### Stated exercise
Only a number is wanted here: the number of lines of the data that include "JSON".
====== Supplied entries ======
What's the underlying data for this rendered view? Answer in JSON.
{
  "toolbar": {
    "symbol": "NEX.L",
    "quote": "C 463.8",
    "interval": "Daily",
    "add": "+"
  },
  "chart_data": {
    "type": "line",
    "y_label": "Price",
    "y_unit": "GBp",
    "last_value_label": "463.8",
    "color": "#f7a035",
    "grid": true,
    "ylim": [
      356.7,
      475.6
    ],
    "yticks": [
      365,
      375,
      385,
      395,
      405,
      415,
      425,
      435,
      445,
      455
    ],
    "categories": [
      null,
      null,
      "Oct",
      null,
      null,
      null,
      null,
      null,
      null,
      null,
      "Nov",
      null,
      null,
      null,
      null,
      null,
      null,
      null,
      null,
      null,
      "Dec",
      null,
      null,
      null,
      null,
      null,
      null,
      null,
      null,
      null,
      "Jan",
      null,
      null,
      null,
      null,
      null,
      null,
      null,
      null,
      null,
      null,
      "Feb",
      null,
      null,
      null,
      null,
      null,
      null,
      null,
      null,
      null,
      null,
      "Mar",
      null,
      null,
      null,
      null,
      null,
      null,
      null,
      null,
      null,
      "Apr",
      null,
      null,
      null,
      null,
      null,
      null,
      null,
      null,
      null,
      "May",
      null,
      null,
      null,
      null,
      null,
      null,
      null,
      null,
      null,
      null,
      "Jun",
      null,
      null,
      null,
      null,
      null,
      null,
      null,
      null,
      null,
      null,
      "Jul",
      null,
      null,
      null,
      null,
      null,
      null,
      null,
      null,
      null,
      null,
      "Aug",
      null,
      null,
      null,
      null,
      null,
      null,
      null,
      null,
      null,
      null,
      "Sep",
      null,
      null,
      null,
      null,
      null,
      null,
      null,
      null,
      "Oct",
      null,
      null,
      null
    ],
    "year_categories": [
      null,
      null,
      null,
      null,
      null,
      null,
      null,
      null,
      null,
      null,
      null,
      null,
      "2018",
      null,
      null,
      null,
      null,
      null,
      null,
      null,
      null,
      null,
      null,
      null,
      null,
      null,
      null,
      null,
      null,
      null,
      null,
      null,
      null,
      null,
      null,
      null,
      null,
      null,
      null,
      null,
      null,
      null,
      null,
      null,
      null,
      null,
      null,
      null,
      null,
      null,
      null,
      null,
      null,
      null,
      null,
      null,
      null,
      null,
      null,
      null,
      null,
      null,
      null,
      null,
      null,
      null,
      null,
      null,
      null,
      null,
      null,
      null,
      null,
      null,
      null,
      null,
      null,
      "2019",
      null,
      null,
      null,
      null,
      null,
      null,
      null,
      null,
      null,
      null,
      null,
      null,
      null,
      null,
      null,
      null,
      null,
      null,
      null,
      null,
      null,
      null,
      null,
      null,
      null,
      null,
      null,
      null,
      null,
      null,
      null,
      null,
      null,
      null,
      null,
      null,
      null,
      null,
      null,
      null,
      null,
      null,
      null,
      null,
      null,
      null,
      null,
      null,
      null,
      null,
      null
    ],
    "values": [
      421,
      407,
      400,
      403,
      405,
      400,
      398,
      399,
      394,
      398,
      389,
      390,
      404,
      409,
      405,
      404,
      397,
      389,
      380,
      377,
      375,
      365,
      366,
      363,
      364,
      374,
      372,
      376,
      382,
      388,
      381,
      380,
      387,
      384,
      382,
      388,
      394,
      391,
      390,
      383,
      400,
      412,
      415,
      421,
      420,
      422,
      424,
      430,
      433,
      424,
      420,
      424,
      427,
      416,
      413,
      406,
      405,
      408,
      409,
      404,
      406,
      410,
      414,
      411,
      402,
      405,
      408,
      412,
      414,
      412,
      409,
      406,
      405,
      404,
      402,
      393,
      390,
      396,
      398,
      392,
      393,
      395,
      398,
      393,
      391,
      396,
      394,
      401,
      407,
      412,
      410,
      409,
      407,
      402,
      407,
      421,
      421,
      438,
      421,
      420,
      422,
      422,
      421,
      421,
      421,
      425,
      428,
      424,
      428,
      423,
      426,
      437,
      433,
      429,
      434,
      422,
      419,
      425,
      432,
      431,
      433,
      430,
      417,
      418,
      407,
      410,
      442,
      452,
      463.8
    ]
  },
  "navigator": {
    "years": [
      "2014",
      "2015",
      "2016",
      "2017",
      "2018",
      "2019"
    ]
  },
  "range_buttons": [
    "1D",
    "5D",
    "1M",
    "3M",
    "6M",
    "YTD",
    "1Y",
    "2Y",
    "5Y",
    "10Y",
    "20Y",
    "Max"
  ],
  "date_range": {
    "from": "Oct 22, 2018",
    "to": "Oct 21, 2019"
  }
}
======
====== Supplied entries ======
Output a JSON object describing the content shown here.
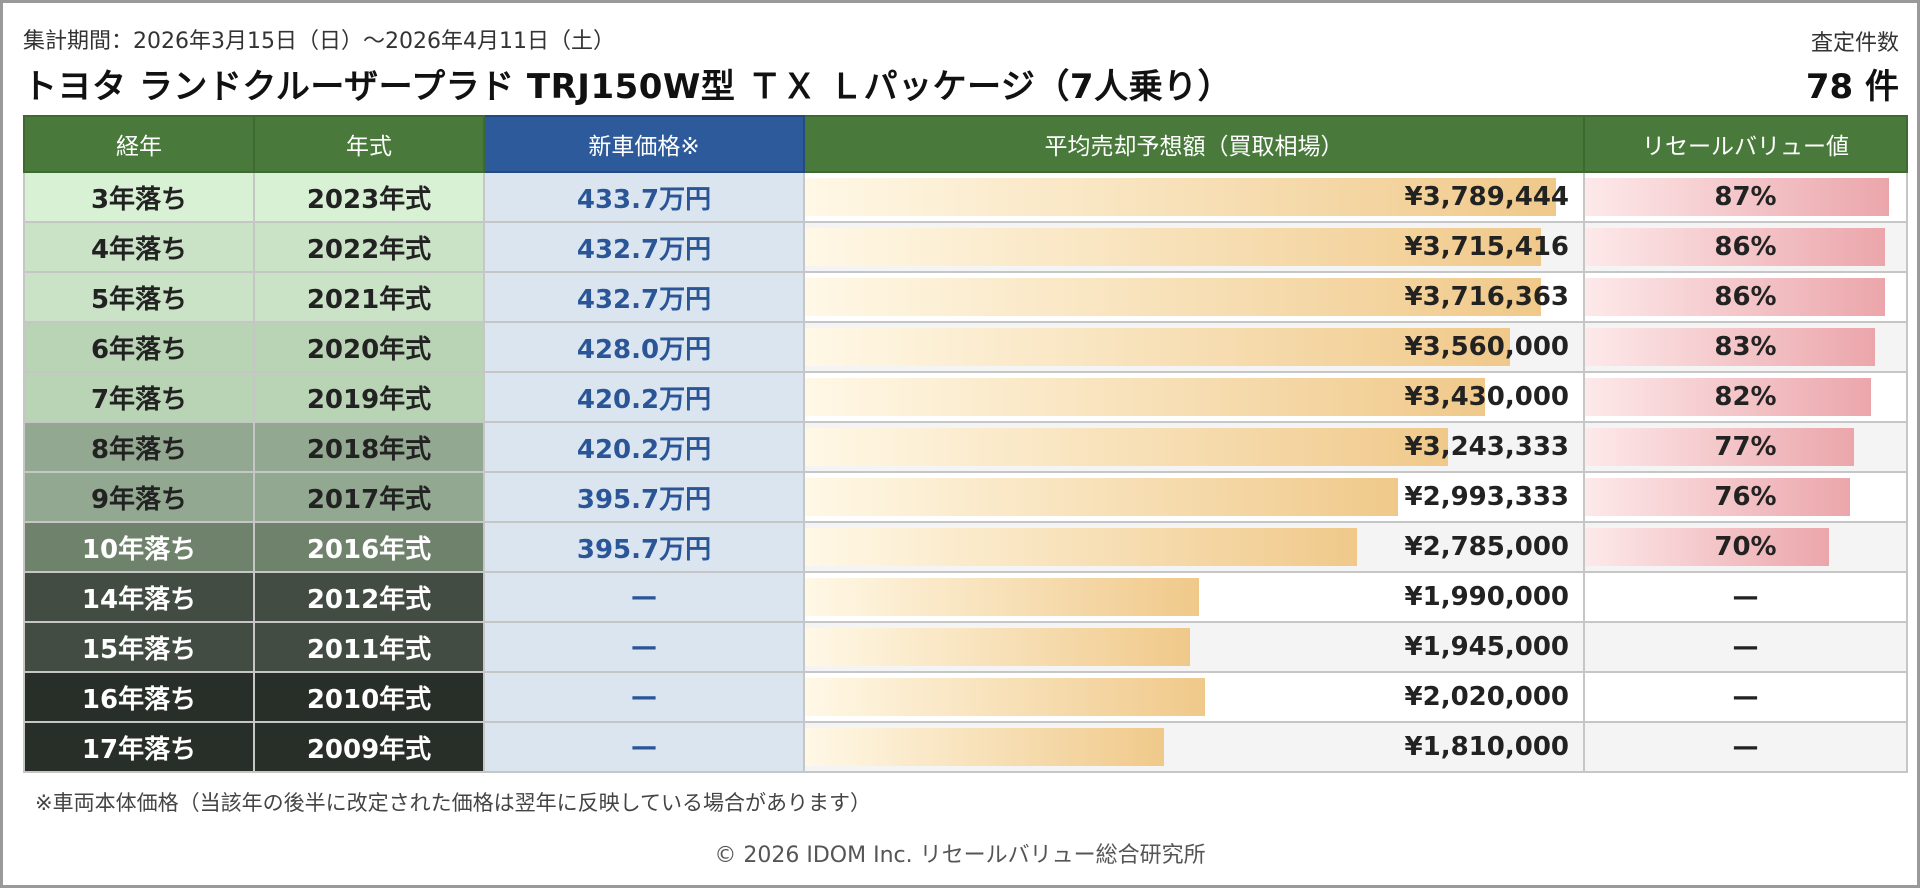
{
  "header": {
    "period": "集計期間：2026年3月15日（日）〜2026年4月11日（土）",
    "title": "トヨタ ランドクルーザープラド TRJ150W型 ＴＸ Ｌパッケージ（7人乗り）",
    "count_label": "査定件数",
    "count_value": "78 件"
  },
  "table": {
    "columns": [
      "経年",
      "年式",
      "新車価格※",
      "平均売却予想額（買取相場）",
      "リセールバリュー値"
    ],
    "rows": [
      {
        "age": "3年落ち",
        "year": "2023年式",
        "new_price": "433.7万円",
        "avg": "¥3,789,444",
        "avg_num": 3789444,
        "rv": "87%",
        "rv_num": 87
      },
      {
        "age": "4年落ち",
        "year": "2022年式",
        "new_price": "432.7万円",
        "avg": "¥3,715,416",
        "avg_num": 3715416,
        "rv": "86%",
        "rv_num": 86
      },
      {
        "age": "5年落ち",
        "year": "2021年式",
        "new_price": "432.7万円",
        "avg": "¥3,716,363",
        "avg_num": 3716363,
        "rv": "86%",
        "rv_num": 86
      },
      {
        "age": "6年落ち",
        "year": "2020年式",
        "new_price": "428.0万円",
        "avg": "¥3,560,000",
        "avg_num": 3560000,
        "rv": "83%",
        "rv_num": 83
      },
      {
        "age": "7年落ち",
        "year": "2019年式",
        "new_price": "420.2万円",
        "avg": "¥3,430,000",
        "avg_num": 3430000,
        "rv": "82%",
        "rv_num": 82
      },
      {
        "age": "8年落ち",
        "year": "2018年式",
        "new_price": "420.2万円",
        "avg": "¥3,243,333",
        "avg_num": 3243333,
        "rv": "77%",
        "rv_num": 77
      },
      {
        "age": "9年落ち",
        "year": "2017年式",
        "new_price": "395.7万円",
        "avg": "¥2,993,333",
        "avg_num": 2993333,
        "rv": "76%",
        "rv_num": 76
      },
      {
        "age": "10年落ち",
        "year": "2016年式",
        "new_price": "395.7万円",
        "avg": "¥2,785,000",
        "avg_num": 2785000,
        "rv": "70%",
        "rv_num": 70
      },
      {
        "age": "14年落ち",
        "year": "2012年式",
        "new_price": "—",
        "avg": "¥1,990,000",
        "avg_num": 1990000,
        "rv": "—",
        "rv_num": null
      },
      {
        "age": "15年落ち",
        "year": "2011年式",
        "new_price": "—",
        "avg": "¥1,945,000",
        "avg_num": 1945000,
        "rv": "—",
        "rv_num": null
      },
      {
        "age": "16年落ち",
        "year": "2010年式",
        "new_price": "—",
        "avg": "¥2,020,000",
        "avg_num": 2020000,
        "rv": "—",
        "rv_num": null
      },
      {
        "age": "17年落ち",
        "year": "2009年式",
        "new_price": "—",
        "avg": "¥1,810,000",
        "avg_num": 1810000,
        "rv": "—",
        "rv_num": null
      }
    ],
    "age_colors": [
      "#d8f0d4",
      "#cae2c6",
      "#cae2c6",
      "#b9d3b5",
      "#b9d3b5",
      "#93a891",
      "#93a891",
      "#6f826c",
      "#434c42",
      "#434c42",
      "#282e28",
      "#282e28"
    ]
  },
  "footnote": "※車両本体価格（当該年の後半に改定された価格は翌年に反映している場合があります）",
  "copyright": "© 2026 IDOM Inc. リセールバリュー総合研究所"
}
======
### Finished task
2